◆ WRITTEN INSTRUCTION: Nothing in the data should change when you return it, but leave the pictures out.

◆ WORKING DATA:
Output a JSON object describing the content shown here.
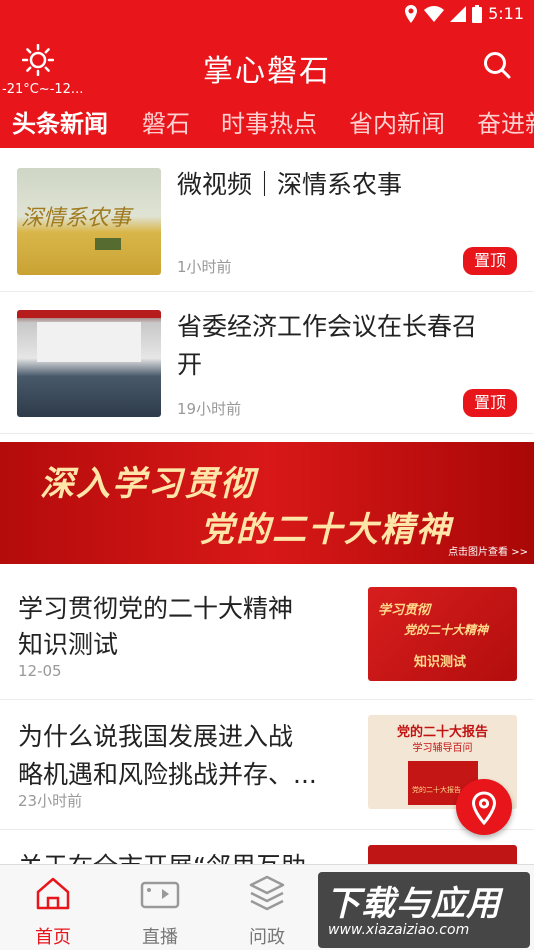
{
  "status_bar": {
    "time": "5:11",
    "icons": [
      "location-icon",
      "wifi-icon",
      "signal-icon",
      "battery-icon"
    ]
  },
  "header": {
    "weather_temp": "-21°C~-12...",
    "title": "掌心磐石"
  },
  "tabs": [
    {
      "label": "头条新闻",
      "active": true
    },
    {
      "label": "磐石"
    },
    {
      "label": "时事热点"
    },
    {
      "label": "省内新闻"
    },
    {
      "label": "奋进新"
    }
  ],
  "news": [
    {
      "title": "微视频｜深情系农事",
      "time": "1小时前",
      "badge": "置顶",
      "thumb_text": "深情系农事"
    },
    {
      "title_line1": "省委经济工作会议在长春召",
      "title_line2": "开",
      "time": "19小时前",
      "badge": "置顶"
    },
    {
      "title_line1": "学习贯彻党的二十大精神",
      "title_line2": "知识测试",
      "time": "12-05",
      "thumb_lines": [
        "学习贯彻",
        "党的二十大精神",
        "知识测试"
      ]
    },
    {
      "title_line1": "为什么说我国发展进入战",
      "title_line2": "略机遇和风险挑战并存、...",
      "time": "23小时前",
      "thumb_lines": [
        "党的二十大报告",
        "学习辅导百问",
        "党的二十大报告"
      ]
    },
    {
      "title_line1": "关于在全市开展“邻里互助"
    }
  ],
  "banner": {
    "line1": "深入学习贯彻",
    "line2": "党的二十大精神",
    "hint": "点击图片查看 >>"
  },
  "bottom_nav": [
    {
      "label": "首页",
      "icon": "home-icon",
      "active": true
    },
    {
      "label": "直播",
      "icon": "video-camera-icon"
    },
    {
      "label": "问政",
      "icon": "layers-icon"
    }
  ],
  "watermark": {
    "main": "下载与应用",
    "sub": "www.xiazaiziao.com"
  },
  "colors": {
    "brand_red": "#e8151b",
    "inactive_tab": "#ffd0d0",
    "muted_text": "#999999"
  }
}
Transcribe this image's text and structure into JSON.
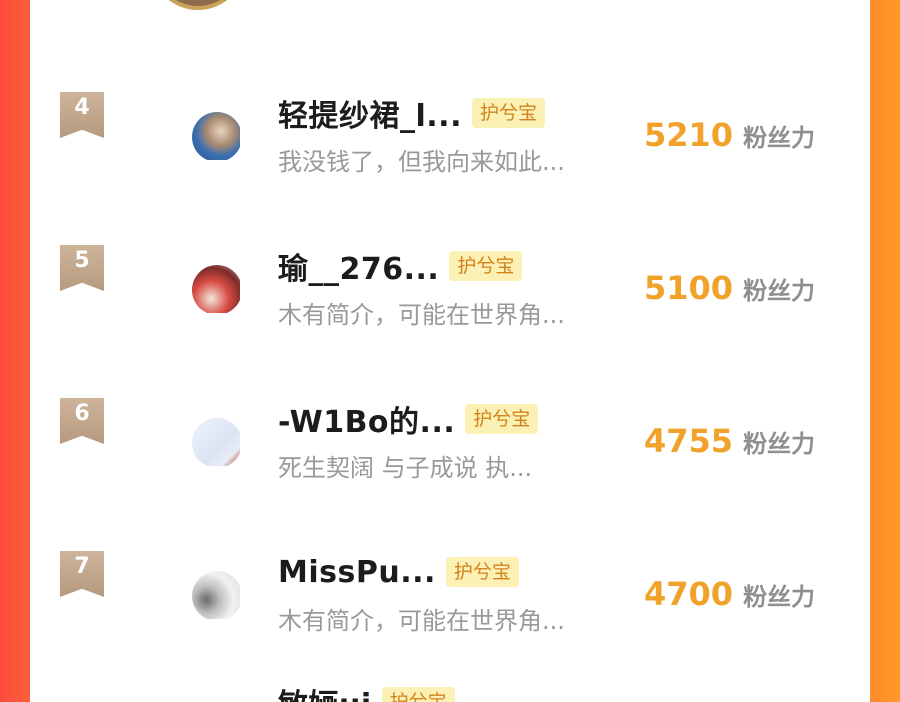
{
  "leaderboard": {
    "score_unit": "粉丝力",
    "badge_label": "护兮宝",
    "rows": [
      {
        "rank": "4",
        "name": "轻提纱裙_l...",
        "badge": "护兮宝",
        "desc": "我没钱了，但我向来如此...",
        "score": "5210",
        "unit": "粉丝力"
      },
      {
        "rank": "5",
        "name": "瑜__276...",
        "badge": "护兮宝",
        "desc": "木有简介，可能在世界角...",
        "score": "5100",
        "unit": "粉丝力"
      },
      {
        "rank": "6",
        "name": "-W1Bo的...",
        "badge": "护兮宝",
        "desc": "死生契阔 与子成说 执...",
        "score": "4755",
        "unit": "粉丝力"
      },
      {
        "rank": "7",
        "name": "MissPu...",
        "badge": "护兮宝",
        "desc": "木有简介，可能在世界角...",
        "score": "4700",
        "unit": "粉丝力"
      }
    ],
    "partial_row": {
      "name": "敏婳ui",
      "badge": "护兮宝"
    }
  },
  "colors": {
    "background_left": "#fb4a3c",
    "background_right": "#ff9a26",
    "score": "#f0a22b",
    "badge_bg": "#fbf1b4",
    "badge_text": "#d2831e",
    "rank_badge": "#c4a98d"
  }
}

◆ THE OUTPUT:
Output a JSON object describing the content shown here.
{
  "status_bar": {
    "time": "5:11",
    "icons": [
      "location-icon",
      "wifi-icon",
      "signal-icon",
      "battery-icon"
    ]
  },
  "header": {
    "weather_temp": "-21°C~-12...",
    "title": "掌心磐石"
  },
  "tabs": [
    {
      "label": "头条新闻",
      "active": true
    },
    {
      "label": "磐石"
    },
    {
      "label": "时事热点"
    },
    {
      "label": "省内新闻"
    },
    {
      "label": "奋进新"
    }
  ],
  "news": [
    {
      "title": "微视频｜深情系农事",
      "time": "1小时前",
      "badge": "置顶",
      "thumb_text": "深情系农事"
    },
    {
      "title_line1": "省委经济工作会议在长春召",
      "title_line2": "开",
      "time": "19小时前",
      "badge": "置顶"
    },
    {
      "title_line1": "学习贯彻党的二十大精神",
      "title_line2": "知识测试",
      "time": "12-05",
      "thumb_lines": [
        "学习贯彻",
        "党的二十大精神",
        "知识测试"
      ]
    },
    {
      "title_line1": "为什么说我国发展进入战",
      "title_line2": "略机遇和风险挑战并存、...",
      "time": "23小时前",
      "thumb_lines": [
        "党的二十大报告",
        "学习辅导百问",
        "党的二十大报告"
      ]
    },
    {
      "title_line1": "关于在全市开展“邻里互助"
    }
  ],
  "banner": {
    "line1": "深入学习贯彻",
    "line2": "党的二十大精神",
    "hint": "点击图片查看 >>"
  },
  "bottom_nav": [
    {
      "label": "首页",
      "icon": "home-icon",
      "active": true
    },
    {
      "label": "直播",
      "icon": "video-camera-icon"
    },
    {
      "label": "问政",
      "icon": "layers-icon"
    }
  ],
  "watermark": {
    "main": "下载与应用",
    "sub": "www.xiazaiziao.com"
  },
  "colors": {
    "brand_red": "#e8151b",
    "inactive_tab": "#ffd0d0",
    "muted_text": "#999999"
  }
}
Transcribe this image's text and structure into JSON.
{
  "leaderboard": {
    "score_unit": "粉丝力",
    "badge_label": "护兮宝",
    "rows": [
      {
        "rank": "4",
        "name": "轻提纱裙_l...",
        "badge": "护兮宝",
        "desc": "我没钱了，但我向来如此...",
        "score": "5210",
        "unit": "粉丝力"
      },
      {
        "rank": "5",
        "name": "瑜__276...",
        "badge": "护兮宝",
        "desc": "木有简介，可能在世界角...",
        "score": "5100",
        "unit": "粉丝力"
      },
      {
        "rank": "6",
        "name": "-W1Bo的...",
        "badge": "护兮宝",
        "desc": "死生契阔 与子成说 执...",
        "score": "4755",
        "unit": "粉丝力"
      },
      {
        "rank": "7",
        "name": "MissPu...",
        "badge": "护兮宝",
        "desc": "木有简介，可能在世界角...",
        "score": "4700",
        "unit": "粉丝力"
      }
    ],
    "partial_row": {
      "name": "敏婳ui",
      "badge": "护兮宝"
    }
  },
  "colors": {
    "background_left": "#fb4a3c",
    "background_right": "#ff9a26",
    "score": "#f0a22b",
    "badge_bg": "#fbf1b4",
    "badge_text": "#d2831e",
    "rank_badge": "#c4a98d"
  }
}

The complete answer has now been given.